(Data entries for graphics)
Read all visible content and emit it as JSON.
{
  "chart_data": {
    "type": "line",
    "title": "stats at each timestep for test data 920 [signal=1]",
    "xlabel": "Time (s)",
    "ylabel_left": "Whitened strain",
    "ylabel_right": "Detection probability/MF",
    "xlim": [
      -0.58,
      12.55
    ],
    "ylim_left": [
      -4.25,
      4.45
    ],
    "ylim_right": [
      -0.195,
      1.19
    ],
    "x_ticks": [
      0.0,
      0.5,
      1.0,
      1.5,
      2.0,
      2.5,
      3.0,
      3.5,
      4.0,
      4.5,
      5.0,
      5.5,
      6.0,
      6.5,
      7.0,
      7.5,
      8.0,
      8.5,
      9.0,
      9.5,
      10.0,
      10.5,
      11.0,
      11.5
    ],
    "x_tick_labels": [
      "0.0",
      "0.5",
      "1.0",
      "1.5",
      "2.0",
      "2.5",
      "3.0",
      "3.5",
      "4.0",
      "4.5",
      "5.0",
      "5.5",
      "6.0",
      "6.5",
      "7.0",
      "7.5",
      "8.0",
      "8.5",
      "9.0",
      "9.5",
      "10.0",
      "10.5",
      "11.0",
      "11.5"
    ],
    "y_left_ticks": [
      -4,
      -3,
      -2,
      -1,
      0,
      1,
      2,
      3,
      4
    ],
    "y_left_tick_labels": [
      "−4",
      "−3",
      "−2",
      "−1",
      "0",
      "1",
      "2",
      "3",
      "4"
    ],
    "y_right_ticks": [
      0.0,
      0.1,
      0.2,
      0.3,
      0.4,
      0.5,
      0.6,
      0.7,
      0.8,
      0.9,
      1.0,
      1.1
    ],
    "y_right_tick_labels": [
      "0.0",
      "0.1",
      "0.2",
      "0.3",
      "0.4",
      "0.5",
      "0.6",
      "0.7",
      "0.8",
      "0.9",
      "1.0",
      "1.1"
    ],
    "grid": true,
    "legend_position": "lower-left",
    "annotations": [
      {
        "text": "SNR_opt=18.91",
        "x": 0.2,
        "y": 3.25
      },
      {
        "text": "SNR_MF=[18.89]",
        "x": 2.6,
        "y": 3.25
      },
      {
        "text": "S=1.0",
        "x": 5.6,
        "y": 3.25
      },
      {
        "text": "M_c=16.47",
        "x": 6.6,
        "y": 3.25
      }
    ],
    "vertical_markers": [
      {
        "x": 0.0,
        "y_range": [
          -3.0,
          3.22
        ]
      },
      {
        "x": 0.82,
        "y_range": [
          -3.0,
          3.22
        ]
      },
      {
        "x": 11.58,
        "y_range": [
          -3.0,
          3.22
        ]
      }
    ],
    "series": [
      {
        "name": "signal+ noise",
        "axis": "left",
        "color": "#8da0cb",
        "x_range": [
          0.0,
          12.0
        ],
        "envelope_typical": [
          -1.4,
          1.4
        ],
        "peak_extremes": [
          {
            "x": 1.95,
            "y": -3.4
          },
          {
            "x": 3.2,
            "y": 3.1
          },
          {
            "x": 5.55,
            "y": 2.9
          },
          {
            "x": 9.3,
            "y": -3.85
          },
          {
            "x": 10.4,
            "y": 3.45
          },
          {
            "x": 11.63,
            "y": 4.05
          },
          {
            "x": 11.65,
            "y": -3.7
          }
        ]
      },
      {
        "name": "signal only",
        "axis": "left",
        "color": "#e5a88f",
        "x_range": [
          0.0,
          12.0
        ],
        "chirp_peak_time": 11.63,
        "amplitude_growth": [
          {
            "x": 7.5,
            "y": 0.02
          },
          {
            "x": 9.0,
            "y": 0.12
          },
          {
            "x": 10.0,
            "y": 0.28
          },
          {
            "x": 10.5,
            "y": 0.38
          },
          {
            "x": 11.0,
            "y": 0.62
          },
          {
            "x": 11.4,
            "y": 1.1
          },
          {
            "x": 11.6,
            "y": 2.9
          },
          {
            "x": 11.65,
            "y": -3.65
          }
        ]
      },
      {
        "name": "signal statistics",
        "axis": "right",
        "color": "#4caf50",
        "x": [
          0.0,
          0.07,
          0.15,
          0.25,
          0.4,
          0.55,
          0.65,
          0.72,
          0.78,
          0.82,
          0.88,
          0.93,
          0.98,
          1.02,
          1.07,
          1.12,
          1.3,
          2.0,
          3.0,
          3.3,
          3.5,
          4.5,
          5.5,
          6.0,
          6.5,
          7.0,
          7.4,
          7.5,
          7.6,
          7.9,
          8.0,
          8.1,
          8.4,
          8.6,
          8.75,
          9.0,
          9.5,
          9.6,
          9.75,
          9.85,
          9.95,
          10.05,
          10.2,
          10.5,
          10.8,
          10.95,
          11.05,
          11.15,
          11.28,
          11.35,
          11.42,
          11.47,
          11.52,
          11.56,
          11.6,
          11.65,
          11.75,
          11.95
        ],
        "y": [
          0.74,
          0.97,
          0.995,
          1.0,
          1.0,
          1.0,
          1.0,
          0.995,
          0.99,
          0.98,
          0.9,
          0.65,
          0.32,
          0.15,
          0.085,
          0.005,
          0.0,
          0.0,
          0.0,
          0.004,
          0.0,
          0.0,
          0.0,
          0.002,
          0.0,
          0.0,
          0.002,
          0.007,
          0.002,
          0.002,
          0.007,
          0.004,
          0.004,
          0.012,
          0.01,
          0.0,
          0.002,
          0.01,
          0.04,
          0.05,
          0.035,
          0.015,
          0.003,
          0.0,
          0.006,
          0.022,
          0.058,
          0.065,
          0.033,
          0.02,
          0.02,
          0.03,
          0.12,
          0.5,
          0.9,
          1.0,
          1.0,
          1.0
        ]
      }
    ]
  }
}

## Your objective
Gather all lines from the listing above in which "text" occurs.

## Worked solution
        "text": "SNR_opt=18.91",
        "text": "SNR_MF=[18.89]",
        "text": "S=1.0",
        "text": "M_c=16.47",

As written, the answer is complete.